PROBLEM TO SOLVE - Gather the lines from the material that contain "text".

DATA EXTRACT -
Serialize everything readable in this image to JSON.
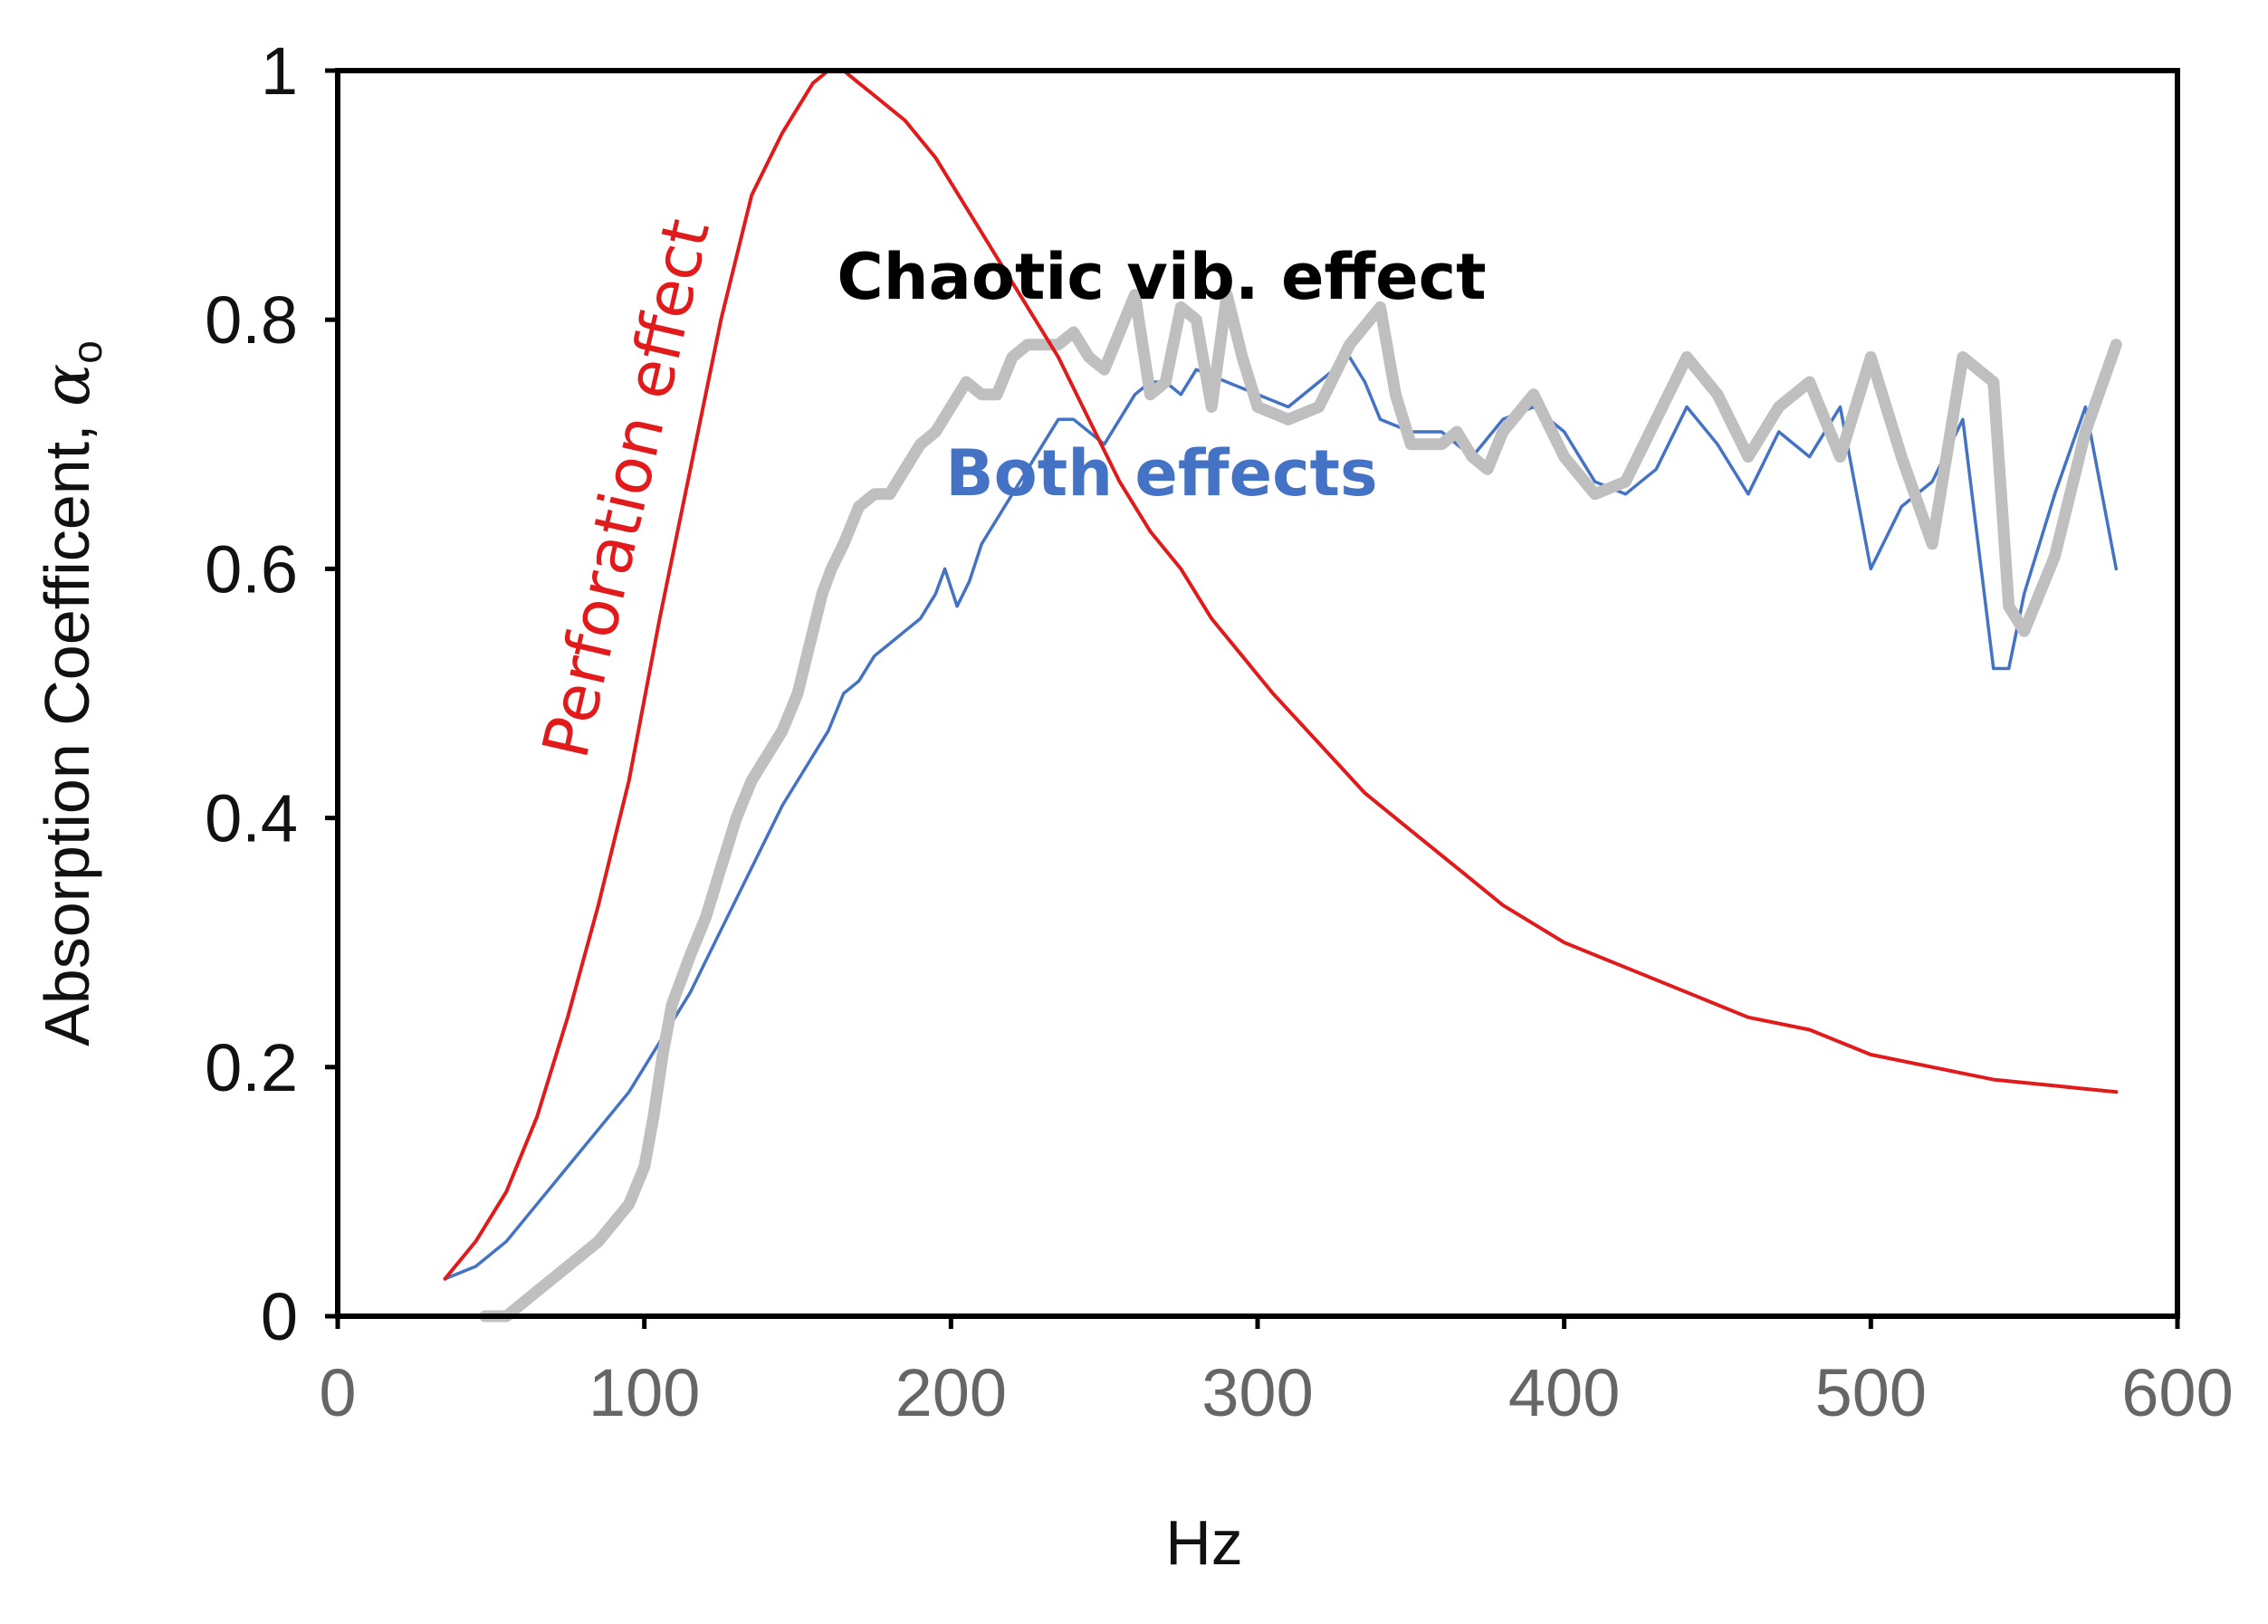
{
  "chart_data": {
    "type": "line",
    "title": "",
    "xlabel": "Hz",
    "ylabel_main": "Absorption  Coefficent, ",
    "ylabel_symbol": "α",
    "ylabel_subscript": "o",
    "xlim": [
      0,
      600
    ],
    "ylim": [
      0,
      1
    ],
    "x_ticks": [
      "0",
      "100",
      "200",
      "300",
      "400",
      "500",
      "600"
    ],
    "x_tick_values": [
      0,
      100,
      200,
      300,
      400,
      500,
      600
    ],
    "y_ticks": [
      "0",
      "0.2",
      "0.4",
      "0.6",
      "0.8",
      "1"
    ],
    "y_tick_values": [
      0,
      0.2,
      0.4,
      0.6,
      0.8,
      1.0
    ],
    "grid": false,
    "colors": {
      "perforation": "#e11b1b",
      "both": "#4472c4",
      "chaotic": "#bfbfbf",
      "axis": "#000000"
    },
    "annotations": [
      {
        "id": "perforation",
        "text": "Perforation effect",
        "color": "#e11b1b"
      },
      {
        "id": "chaotic",
        "text": "Chaotic vib. effect",
        "color": "#000000"
      },
      {
        "id": "both",
        "text": "Both effects",
        "color": "#4472c4"
      }
    ],
    "series": [
      {
        "name": "Perforation effect",
        "color": "#e11b1b",
        "x": [
          35,
          45,
          55,
          65,
          75,
          85,
          95,
          105,
          115,
          125,
          135,
          145,
          155,
          160,
          165,
          170,
          175,
          185,
          195,
          205,
          215,
          225,
          235,
          245,
          255,
          265,
          275,
          285,
          295,
          305,
          320,
          335,
          350,
          365,
          380,
          400,
          420,
          440,
          460,
          480,
          500,
          520,
          540,
          560,
          580
        ],
        "values": [
          0.03,
          0.06,
          0.1,
          0.16,
          0.24,
          0.33,
          0.43,
          0.56,
          0.68,
          0.8,
          0.9,
          0.95,
          0.99,
          1.0,
          1.0,
          0.99,
          0.98,
          0.96,
          0.93,
          0.89,
          0.85,
          0.81,
          0.77,
          0.72,
          0.67,
          0.63,
          0.6,
          0.56,
          0.53,
          0.5,
          0.46,
          0.42,
          0.39,
          0.36,
          0.33,
          0.3,
          0.28,
          0.26,
          0.24,
          0.23,
          0.21,
          0.2,
          0.19,
          0.185,
          0.18
        ]
      },
      {
        "name": "Both effects",
        "color": "#4472c4",
        "x": [
          35,
          45,
          55,
          65,
          75,
          85,
          95,
          105,
          115,
          125,
          135,
          145,
          155,
          160,
          165,
          170,
          175,
          180,
          185,
          190,
          195,
          198,
          202,
          206,
          210,
          215,
          220,
          225,
          230,
          235,
          240,
          245,
          250,
          255,
          260,
          265,
          270,
          275,
          280,
          290,
          300,
          310,
          320,
          330,
          335,
          340,
          350,
          360,
          370,
          380,
          390,
          400,
          410,
          420,
          430,
          440,
          450,
          460,
          470,
          480,
          490,
          500,
          510,
          520,
          530,
          540,
          545,
          550,
          560,
          570,
          580
        ],
        "values": [
          0.03,
          0.04,
          0.06,
          0.09,
          0.12,
          0.15,
          0.18,
          0.22,
          0.26,
          0.31,
          0.36,
          0.41,
          0.45,
          0.47,
          0.5,
          0.51,
          0.53,
          0.54,
          0.55,
          0.56,
          0.58,
          0.6,
          0.57,
          0.59,
          0.62,
          0.64,
          0.66,
          0.68,
          0.7,
          0.72,
          0.72,
          0.71,
          0.7,
          0.72,
          0.74,
          0.75,
          0.75,
          0.74,
          0.76,
          0.75,
          0.74,
          0.73,
          0.75,
          0.77,
          0.75,
          0.72,
          0.71,
          0.71,
          0.69,
          0.72,
          0.73,
          0.71,
          0.67,
          0.66,
          0.68,
          0.73,
          0.7,
          0.66,
          0.71,
          0.69,
          0.73,
          0.6,
          0.65,
          0.67,
          0.72,
          0.52,
          0.52,
          0.58,
          0.66,
          0.73,
          0.6
        ]
      },
      {
        "name": "Chaotic vib. effect",
        "color": "#bfbfbf",
        "x": [
          48,
          55,
          65,
          75,
          85,
          95,
          100,
          103,
          106,
          109,
          112,
          115,
          120,
          125,
          130,
          135,
          140,
          145,
          150,
          155,
          158,
          161,
          165,
          170,
          175,
          180,
          185,
          190,
          195,
          200,
          205,
          210,
          215,
          220,
          225,
          230,
          235,
          240,
          245,
          250,
          255,
          260,
          265,
          270,
          275,
          280,
          285,
          290,
          295,
          300,
          310,
          320,
          330,
          340,
          345,
          350,
          360,
          365,
          370,
          375,
          380,
          390,
          400,
          410,
          420,
          430,
          440,
          450,
          460,
          470,
          480,
          490,
          500,
          510,
          520,
          530,
          540,
          545,
          550,
          560,
          570,
          580
        ],
        "values": [
          0.0,
          0.0,
          0.02,
          0.04,
          0.06,
          0.09,
          0.12,
          0.16,
          0.21,
          0.25,
          0.27,
          0.29,
          0.32,
          0.36,
          0.4,
          0.43,
          0.45,
          0.47,
          0.5,
          0.55,
          0.58,
          0.6,
          0.62,
          0.65,
          0.66,
          0.66,
          0.68,
          0.7,
          0.71,
          0.73,
          0.75,
          0.74,
          0.74,
          0.77,
          0.78,
          0.78,
          0.78,
          0.79,
          0.77,
          0.76,
          0.79,
          0.82,
          0.74,
          0.75,
          0.81,
          0.8,
          0.73,
          0.82,
          0.77,
          0.73,
          0.72,
          0.73,
          0.78,
          0.81,
          0.74,
          0.7,
          0.7,
          0.71,
          0.69,
          0.68,
          0.71,
          0.74,
          0.69,
          0.66,
          0.67,
          0.72,
          0.77,
          0.74,
          0.69,
          0.73,
          0.75,
          0.69,
          0.77,
          0.69,
          0.62,
          0.77,
          0.75,
          0.57,
          0.55,
          0.61,
          0.71,
          0.78
        ]
      }
    ]
  }
}
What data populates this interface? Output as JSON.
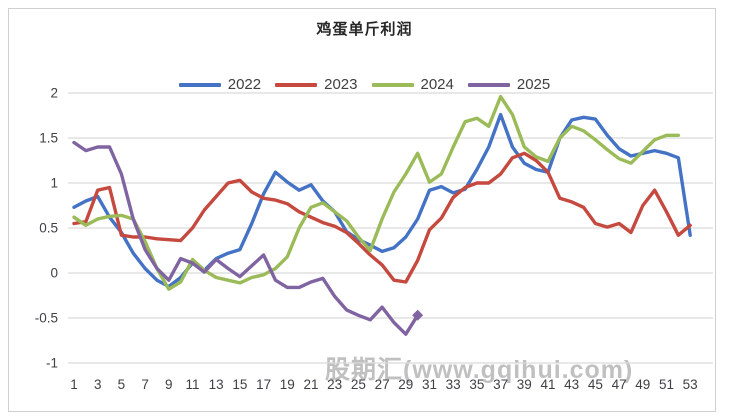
{
  "title": "鸡蛋单斤利润",
  "watermark": "股期汇(www.gqihui.com)",
  "chart_data": {
    "type": "line",
    "title": "鸡蛋单斤利润",
    "xlabel": "",
    "ylabel": "",
    "xlim": [
      1,
      53
    ],
    "ylim": [
      -1,
      2
    ],
    "grid": "horizontal",
    "legend_position": "top",
    "x_tick_labels": [
      1,
      3,
      5,
      7,
      9,
      11,
      13,
      15,
      17,
      19,
      21,
      23,
      25,
      27,
      29,
      31,
      33,
      35,
      37,
      39,
      41,
      43,
      45,
      47,
      49,
      51,
      53
    ],
    "y_ticks": [
      "2",
      "1.5",
      "1",
      "0.5",
      "0",
      "-0.5",
      "-1"
    ],
    "x_unit": "week",
    "series": [
      {
        "name": "2022",
        "color": "#4473c5",
        "start_week": 1,
        "values": [
          0.73,
          0.8,
          0.85,
          0.62,
          0.45,
          0.22,
          0.05,
          -0.08,
          -0.15,
          -0.05,
          0.11,
          0.03,
          0.16,
          0.22,
          0.26,
          0.55,
          0.88,
          1.12,
          1.01,
          0.92,
          0.98,
          0.8,
          0.68,
          0.46,
          0.37,
          0.31,
          0.24,
          0.28,
          0.4,
          0.6,
          0.92,
          0.96,
          0.89,
          0.93,
          1.15,
          1.4,
          1.76,
          1.4,
          1.22,
          1.15,
          1.12,
          1.5,
          1.7,
          1.73,
          1.71,
          1.53,
          1.38,
          1.3,
          1.33,
          1.36,
          1.33,
          1.28,
          0.42
        ]
      },
      {
        "name": "2023",
        "color": "#c5493f",
        "start_week": 1,
        "values": [
          0.55,
          0.57,
          0.92,
          0.95,
          0.42,
          0.4,
          0.4,
          0.38,
          0.37,
          0.36,
          0.5,
          0.7,
          0.85,
          1.0,
          1.03,
          0.9,
          0.83,
          0.81,
          0.77,
          0.68,
          0.62,
          0.56,
          0.52,
          0.45,
          0.33,
          0.2,
          0.09,
          -0.08,
          -0.1,
          0.14,
          0.48,
          0.61,
          0.84,
          0.95,
          1.0,
          1.0,
          1.1,
          1.28,
          1.33,
          1.25,
          1.12,
          0.83,
          0.79,
          0.73,
          0.55,
          0.51,
          0.55,
          0.45,
          0.75,
          0.92,
          0.68,
          0.42,
          0.53
        ]
      },
      {
        "name": "2024",
        "color": "#9bbb59",
        "start_week": 1,
        "values": [
          0.62,
          0.53,
          0.6,
          0.63,
          0.64,
          0.6,
          0.35,
          0.05,
          -0.18,
          -0.1,
          0.15,
          0.03,
          -0.05,
          -0.08,
          -0.11,
          -0.05,
          -0.02,
          0.05,
          0.18,
          0.5,
          0.73,
          0.78,
          0.68,
          0.58,
          0.4,
          0.25,
          0.6,
          0.9,
          1.1,
          1.33,
          1.01,
          1.1,
          1.4,
          1.68,
          1.72,
          1.63,
          1.96,
          1.76,
          1.4,
          1.29,
          1.24,
          1.5,
          1.63,
          1.58,
          1.48,
          1.37,
          1.27,
          1.22,
          1.35,
          1.48,
          1.53,
          1.53
        ]
      },
      {
        "name": "2025",
        "color": "#8064a2",
        "start_week": 1,
        "end_marker": "diamond",
        "values": [
          1.45,
          1.36,
          1.4,
          1.4,
          1.1,
          0.6,
          0.26,
          0.05,
          -0.08,
          0.16,
          0.11,
          0.01,
          0.15,
          0.05,
          -0.04,
          0.08,
          0.2,
          -0.08,
          -0.16,
          -0.16,
          -0.1,
          -0.06,
          -0.26,
          -0.41,
          -0.47,
          -0.52,
          -0.38,
          -0.55,
          -0.68,
          -0.47
        ]
      }
    ]
  }
}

WRITTEN REPLY -
        "text": "Perforation effect",
        "text": "Chaotic vib. effect",
        "text": "Both effects",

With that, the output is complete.